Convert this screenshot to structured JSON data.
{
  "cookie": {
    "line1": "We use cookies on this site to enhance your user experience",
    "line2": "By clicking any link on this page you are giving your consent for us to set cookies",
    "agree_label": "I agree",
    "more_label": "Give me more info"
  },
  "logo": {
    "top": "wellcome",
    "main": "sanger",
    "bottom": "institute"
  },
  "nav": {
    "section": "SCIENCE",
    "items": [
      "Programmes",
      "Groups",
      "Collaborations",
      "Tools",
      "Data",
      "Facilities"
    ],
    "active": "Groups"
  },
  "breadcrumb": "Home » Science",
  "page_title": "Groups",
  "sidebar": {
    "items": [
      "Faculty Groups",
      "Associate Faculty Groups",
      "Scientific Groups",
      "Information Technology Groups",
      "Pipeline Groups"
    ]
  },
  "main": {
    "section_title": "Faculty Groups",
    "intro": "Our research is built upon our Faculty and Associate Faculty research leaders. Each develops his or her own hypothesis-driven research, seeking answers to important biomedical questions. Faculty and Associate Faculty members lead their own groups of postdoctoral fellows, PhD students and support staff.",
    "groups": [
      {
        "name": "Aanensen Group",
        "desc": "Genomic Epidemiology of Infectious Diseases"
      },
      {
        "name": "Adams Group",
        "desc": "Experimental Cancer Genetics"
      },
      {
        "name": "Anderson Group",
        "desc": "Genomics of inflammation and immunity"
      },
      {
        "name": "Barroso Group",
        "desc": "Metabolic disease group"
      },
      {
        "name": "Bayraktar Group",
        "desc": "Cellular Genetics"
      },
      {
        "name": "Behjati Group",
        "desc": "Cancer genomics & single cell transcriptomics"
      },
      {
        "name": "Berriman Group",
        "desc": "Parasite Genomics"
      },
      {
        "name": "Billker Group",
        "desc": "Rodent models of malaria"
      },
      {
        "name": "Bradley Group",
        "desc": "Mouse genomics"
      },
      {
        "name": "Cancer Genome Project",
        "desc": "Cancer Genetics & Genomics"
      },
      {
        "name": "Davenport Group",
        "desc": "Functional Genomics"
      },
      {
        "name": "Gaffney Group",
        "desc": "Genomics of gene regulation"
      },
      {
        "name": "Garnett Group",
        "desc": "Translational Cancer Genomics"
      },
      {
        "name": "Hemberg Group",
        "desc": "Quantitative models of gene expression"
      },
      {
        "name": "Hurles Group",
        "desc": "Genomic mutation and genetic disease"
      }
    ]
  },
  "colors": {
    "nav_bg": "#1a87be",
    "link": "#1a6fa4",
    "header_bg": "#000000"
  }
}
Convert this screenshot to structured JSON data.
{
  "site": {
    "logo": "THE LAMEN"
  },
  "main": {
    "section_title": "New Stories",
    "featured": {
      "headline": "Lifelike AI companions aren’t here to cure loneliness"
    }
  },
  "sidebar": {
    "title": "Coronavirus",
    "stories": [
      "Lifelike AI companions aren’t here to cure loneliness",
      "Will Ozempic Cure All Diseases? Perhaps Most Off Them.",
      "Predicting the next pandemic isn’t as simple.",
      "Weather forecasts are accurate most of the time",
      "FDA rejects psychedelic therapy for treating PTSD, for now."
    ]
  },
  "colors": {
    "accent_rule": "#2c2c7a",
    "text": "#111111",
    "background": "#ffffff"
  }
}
= = =
▶ **Problem to work on**
Take the records above and copy them out exactly.

▶ **Task solution**
Convert this screenshot to structured JSON data.
{
  "cookie": {
    "line1": "We use cookies on this site to enhance your user experience",
    "line2": "By clicking any link on this page you are giving your consent for us to set cookies",
    "agree_label": "I agree",
    "more_label": "Give me more info"
  },
  "logo": {
    "top": "wellcome",
    "main": "sanger",
    "bottom": "institute"
  },
  "nav": {
    "section": "SCIENCE",
    "items": [
      "Programmes",
      "Groups",
      "Collaborations",
      "Tools",
      "Data",
      "Facilities"
    ],
    "active": "Groups"
  },
  "breadcrumb": "Home » Science",
  "page_title": "Groups",
  "sidebar": {
    "items": [
      "Faculty Groups",
      "Associate Faculty Groups",
      "Scientific Groups",
      "Information Technology Groups",
      "Pipeline Groups"
    ]
  },
  "main": {
    "section_title": "Faculty Groups",
    "intro": "Our research is built upon our Faculty and Associate Faculty research leaders. Each develops his or her own hypothesis-driven research, seeking answers to important biomedical questions. Faculty and Associate Faculty members lead their own groups of postdoctoral fellows, PhD students and support staff.",
    "groups": [
      {
        "name": "Aanensen Group",
        "desc": "Genomic Epidemiology of Infectious Diseases"
      },
      {
        "name": "Adams Group",
        "desc": "Experimental Cancer Genetics"
      },
      {
        "name": "Anderson Group",
        "desc": "Genomics of inflammation and immunity"
      },
      {
        "name": "Barroso Group",
        "desc": "Metabolic disease group"
      },
      {
        "name": "Bayraktar Group",
        "desc": "Cellular Genetics"
      },
      {
        "name": "Behjati Group",
        "desc": "Cancer genomics & single cell transcriptomics"
      },
      {
        "name": "Berriman Group",
        "desc": "Parasite Genomics"
      },
      {
        "name": "Billker Group",
        "desc": "Rodent models of malaria"
      },
      {
        "name": "Bradley Group",
        "desc": "Mouse genomics"
      },
      {
        "name": "Cancer Genome Project",
        "desc": "Cancer Genetics & Genomics"
      },
      {
        "name": "Davenport Group",
        "desc": "Functional Genomics"
      },
      {
        "name": "Gaffney Group",
        "desc": "Genomics of gene regulation"
      },
      {
        "name": "Garnett Group",
        "desc": "Translational Cancer Genomics"
      },
      {
        "name": "Hemberg Group",
        "desc": "Quantitative models of gene expression"
      },
      {
        "name": "Hurles Group",
        "desc": "Genomic mutation and genetic disease"
      }
    ]
  },
  "colors": {
    "nav_bg": "#1a87be",
    "link": "#1a6fa4",
    "header_bg": "#000000"
  }
}
Convert this screenshot to structured JSON data.
{
  "site": {
    "logo": "THE LAMEN"
  },
  "main": {
    "section_title": "New Stories",
    "featured": {
      "headline": "Lifelike AI companions aren’t here to cure loneliness"
    }
  },
  "sidebar": {
    "title": "Coronavirus",
    "stories": [
      "Lifelike AI companions aren’t here to cure loneliness",
      "Will Ozempic Cure All Diseases? Perhaps Most Off Them.",
      "Predicting the next pandemic isn’t as simple.",
      "Weather forecasts are accurate most of the time",
      "FDA rejects psychedelic therapy for treating PTSD, for now."
    ]
  },
  "colors": {
    "accent_rule": "#2c2c7a",
    "text": "#111111",
    "background": "#ffffff"
  }
}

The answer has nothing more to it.